[Collected data]
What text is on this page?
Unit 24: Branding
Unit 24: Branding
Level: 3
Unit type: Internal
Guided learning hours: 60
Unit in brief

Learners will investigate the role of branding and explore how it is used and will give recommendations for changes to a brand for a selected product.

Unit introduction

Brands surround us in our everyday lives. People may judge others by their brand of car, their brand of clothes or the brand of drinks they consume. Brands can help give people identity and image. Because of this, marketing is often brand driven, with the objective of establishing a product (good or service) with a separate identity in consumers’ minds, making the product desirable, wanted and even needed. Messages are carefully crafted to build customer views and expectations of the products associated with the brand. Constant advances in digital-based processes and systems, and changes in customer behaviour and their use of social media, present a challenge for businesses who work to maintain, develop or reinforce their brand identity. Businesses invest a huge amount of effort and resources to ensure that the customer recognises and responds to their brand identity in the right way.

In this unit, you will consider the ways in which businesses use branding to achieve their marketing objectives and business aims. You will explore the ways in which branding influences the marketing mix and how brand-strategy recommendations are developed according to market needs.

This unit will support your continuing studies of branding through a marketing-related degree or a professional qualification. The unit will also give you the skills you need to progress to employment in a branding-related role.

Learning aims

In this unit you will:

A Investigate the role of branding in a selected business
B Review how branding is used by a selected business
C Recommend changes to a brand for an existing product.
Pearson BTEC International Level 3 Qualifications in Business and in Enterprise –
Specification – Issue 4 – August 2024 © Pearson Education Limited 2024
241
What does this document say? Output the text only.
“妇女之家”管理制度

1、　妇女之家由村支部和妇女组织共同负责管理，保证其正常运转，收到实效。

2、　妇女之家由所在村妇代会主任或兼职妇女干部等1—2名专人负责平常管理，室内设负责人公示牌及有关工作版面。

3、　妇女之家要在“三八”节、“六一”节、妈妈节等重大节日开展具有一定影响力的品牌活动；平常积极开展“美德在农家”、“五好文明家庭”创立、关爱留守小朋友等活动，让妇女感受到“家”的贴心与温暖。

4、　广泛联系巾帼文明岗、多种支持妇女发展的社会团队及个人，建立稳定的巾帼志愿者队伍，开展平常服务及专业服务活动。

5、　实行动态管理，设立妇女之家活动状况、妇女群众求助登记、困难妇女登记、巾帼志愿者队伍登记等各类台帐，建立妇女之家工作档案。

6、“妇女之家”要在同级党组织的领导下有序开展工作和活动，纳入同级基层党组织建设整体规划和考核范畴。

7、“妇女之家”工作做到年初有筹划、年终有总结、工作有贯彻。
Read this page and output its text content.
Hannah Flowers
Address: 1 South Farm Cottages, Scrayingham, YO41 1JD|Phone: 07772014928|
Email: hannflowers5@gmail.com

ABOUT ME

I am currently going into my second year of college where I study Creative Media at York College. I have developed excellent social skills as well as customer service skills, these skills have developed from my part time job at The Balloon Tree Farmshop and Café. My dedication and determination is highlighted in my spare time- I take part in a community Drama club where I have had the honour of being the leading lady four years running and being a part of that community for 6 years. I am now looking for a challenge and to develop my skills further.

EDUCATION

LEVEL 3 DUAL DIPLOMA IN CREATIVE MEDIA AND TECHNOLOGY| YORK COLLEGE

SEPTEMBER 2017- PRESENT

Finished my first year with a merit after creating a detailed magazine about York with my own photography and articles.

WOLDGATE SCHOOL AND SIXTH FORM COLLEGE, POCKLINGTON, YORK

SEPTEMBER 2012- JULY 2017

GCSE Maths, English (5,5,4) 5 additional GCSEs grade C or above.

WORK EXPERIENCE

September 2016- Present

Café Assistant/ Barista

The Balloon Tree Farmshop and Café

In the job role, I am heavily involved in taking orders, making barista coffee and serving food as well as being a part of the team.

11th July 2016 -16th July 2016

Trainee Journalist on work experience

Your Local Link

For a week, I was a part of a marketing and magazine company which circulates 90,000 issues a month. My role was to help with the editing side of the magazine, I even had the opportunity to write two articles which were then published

● **Stated task**
Output an exact copy of each record.

● **Written solution**
What text is on this page?
Unit 24: Branding
Unit 24: Branding
Level: 3
Unit type: Internal
Guided learning hours: 60
Unit in brief

Learners will investigate the role of branding and explore how it is used and will give recommendations for changes to a brand for a selected product.

Unit introduction

Brands surround us in our everyday lives. People may judge others by their brand of car, their brand of clothes or the brand of drinks they consume. Brands can help give people identity and image. Because of this, marketing is often brand driven, with the objective of establishing a product (good or service) with a separate identity in consumers’ minds, making the product desirable, wanted and even needed. Messages are carefully crafted to build customer views and expectations of the products associated with the brand. Constant advances in digital-based processes and systems, and changes in customer behaviour and their use of social media, present a challenge for businesses who work to maintain, develop or reinforce their brand identity. Businesses invest a huge amount of effort and resources to ensure that the customer recognises and responds to their brand identity in the right way.

In this unit, you will consider the ways in which businesses use branding to achieve their marketing objectives and business aims. You will explore the ways in which branding influences the marketing mix and how brand-strategy recommendations are developed according to market needs.

This unit will support your continuing studies of branding through a marketing-related degree or a professional qualification. The unit will also give you the skills you need to progress to employment in a branding-related role.

Learning aims

In this unit you will:

A Investigate the role of branding in a selected business
B Review how branding is used by a selected business
C Recommend changes to a brand for an existing product.
Pearson BTEC International Level 3 Qualifications in Business and in Enterprise –
Specification – Issue 4 – August 2024 © Pearson Education Limited 2024
241
What does this document say? Output the text only.
“妇女之家”管理制度

1、　妇女之家由村支部和妇女组织共同负责管理，保证其正常运转，收到实效。

2、　妇女之家由所在村妇代会主任或兼职妇女干部等1—2名专人负责平常管理，室内设负责人公示牌及有关工作版面。

3、　妇女之家要在“三八”节、“六一”节、妈妈节等重大节日开展具有一定影响力的品牌活动；平常积极开展“美德在农家”、“五好文明家庭”创立、关爱留守小朋友等活动，让妇女感受到“家”的贴心与温暖。

4、　广泛联系巾帼文明岗、多种支持妇女发展的社会团队及个人，建立稳定的巾帼志愿者队伍，开展平常服务及专业服务活动。

5、　实行动态管理，设立妇女之家活动状况、妇女群众求助登记、困难妇女登记、巾帼志愿者队伍登记等各类台帐，建立妇女之家工作档案。

6、“妇女之家”要在同级党组织的领导下有序开展工作和活动，纳入同级基层党组织建设整体规划和考核范畴。

7、“妇女之家”工作做到年初有筹划、年终有总结、工作有贯彻。
Read this page and output its text content.
Hannah Flowers
Address: 1 South Farm Cottages, Scrayingham, YO41 1JD|Phone: 07772014928|
Email: hannflowers5@gmail.com

ABOUT ME

I am currently going into my second year of college where I study Creative Media at York College. I have developed excellent social skills as well as customer service skills, these skills have developed from my part time job at The Balloon Tree Farmshop and Café. My dedication and determination is highlighted in my spare time- I take part in a community Drama club where I have had the honour of being the leading lady four years running and being a part of that community for 6 years. I am now looking for a challenge and to develop my skills further.

EDUCATION

LEVEL 3 DUAL DIPLOMA IN CREATIVE MEDIA AND TECHNOLOGY| YORK COLLEGE

SEPTEMBER 2017- PRESENT

Finished my first year with a merit after creating a detailed magazine about York with my own photography and articles.

WOLDGATE SCHOOL AND SIXTH FORM COLLEGE, POCKLINGTON, YORK

SEPTEMBER 2012- JULY 2017

GCSE Maths, English (5,5,4) 5 additional GCSEs grade C or above.

WORK EXPERIENCE

September 2016- Present

Café Assistant/ Barista

The Balloon Tree Farmshop and Café

In the job role, I am heavily involved in taking orders, making barista coffee and serving food as well as being a part of the team.

11th July 2016 -16th July 2016

Trainee Journalist on work experience

Your Local Link

For a week, I was a part of a marketing and magazine company which circulates 90,000 issues a month. My role was to help with the editing side of the magazine, I even had the opportunity to write two articles which were then published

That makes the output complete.